Copy all the entries below exactly, but not the pictures.
>> START
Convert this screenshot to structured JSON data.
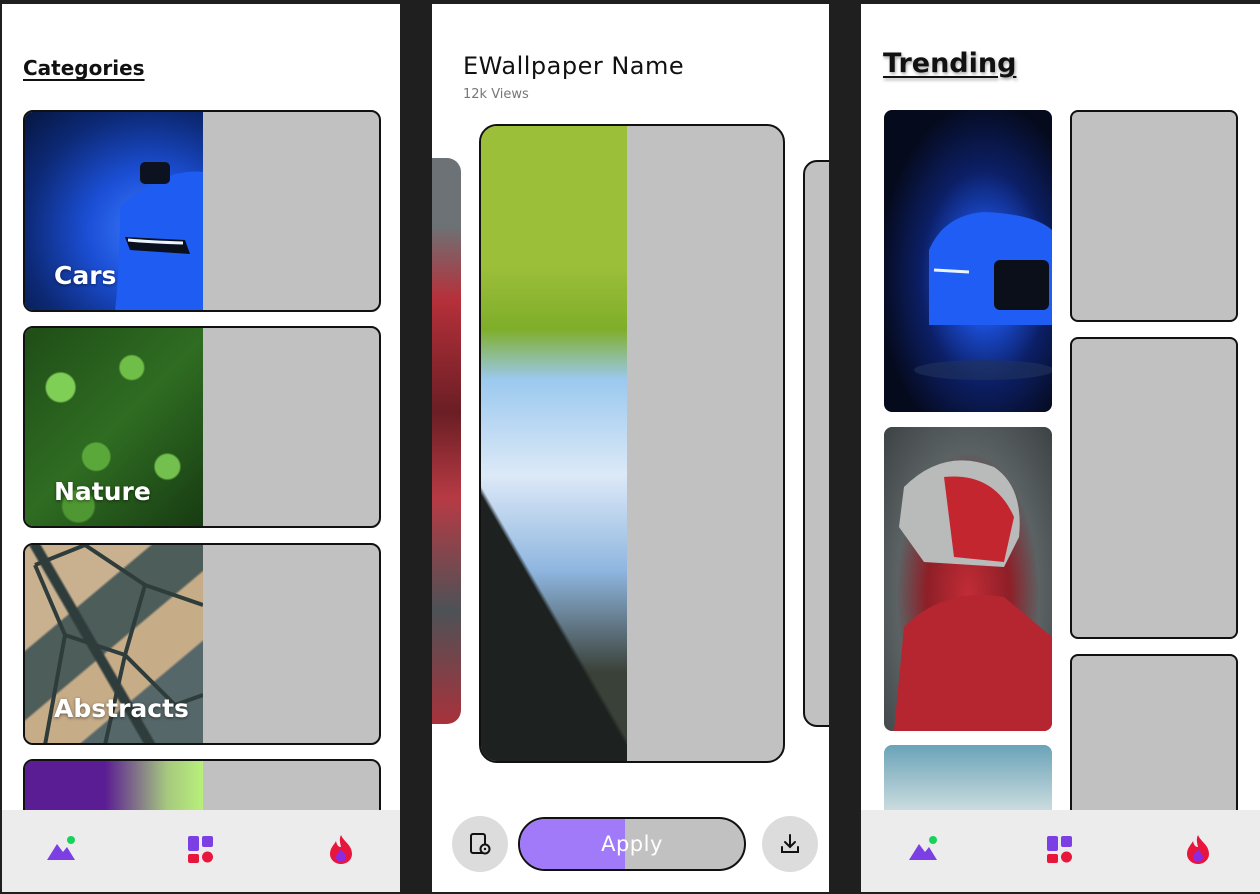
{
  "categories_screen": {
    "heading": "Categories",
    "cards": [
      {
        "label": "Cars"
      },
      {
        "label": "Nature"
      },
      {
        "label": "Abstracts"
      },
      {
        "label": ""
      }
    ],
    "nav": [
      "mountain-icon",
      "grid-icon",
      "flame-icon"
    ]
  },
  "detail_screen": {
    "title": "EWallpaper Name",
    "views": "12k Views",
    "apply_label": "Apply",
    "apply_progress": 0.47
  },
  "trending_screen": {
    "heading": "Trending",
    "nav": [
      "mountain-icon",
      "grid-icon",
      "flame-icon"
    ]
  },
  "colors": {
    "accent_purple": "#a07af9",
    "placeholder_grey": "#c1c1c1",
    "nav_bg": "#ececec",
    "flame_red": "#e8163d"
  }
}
>> END
(COMPLETE OUTPUT):
Convert this screenshot to structured JSON data.
{
  "categories_screen": {
    "heading": "Categories",
    "cards": [
      {
        "label": "Cars"
      },
      {
        "label": "Nature"
      },
      {
        "label": "Abstracts"
      },
      {
        "label": ""
      }
    ],
    "nav": [
      "mountain-icon",
      "grid-icon",
      "flame-icon"
    ]
  },
  "detail_screen": {
    "title": "EWallpaper Name",
    "views": "12k Views",
    "apply_label": "Apply",
    "apply_progress": 0.47
  },
  "trending_screen": {
    "heading": "Trending",
    "nav": [
      "mountain-icon",
      "grid-icon",
      "flame-icon"
    ]
  },
  "colors": {
    "accent_purple": "#a07af9",
    "placeholder_grey": "#c1c1c1",
    "nav_bg": "#ececec",
    "flame_red": "#e8163d"
  }
}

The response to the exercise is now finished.